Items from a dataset
----------

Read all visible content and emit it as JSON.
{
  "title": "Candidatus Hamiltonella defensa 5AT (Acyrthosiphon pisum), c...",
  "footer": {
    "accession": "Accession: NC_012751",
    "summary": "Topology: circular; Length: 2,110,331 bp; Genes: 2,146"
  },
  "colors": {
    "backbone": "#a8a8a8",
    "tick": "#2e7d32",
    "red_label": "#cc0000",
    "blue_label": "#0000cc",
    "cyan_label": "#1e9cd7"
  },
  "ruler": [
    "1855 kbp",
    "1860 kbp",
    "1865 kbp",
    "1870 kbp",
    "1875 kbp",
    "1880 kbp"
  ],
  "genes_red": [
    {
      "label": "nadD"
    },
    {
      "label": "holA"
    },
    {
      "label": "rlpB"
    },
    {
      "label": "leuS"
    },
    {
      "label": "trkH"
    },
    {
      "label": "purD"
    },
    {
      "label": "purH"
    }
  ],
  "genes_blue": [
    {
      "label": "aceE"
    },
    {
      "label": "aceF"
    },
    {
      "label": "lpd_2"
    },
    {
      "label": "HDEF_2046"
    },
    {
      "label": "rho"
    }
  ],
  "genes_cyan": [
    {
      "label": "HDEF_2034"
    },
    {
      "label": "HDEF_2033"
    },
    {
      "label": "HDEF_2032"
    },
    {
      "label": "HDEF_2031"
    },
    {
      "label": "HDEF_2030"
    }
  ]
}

----------

▸ Instructions to follow
All entries given above are to be printed again exactly.

▸ The completed task
Read all visible content and emit it as JSON.
{
  "title": "Candidatus Hamiltonella defensa 5AT (Acyrthosiphon pisum), c...",
  "footer": {
    "accession": "Accession: NC_012751",
    "summary": "Topology: circular; Length: 2,110,331 bp; Genes: 2,146"
  },
  "colors": {
    "backbone": "#a8a8a8",
    "tick": "#2e7d32",
    "red_label": "#cc0000",
    "blue_label": "#0000cc",
    "cyan_label": "#1e9cd7"
  },
  "ruler": [
    "1855 kbp",
    "1860 kbp",
    "1865 kbp",
    "1870 kbp",
    "1875 kbp",
    "1880 kbp"
  ],
  "genes_red": [
    {
      "label": "nadD"
    },
    {
      "label": "holA"
    },
    {
      "label": "rlpB"
    },
    {
      "label": "leuS"
    },
    {
      "label": "trkH"
    },
    {
      "label": "purD"
    },
    {
      "label": "purH"
    }
  ],
  "genes_blue": [
    {
      "label": "aceE"
    },
    {
      "label": "aceF"
    },
    {
      "label": "lpd_2"
    },
    {
      "label": "HDEF_2046"
    },
    {
      "label": "rho"
    }
  ],
  "genes_cyan": [
    {
      "label": "HDEF_2034"
    },
    {
      "label": "HDEF_2033"
    },
    {
      "label": "HDEF_2032"
    },
    {
      "label": "HDEF_2031"
    },
    {
      "label": "HDEF_2030"
    }
  ]
}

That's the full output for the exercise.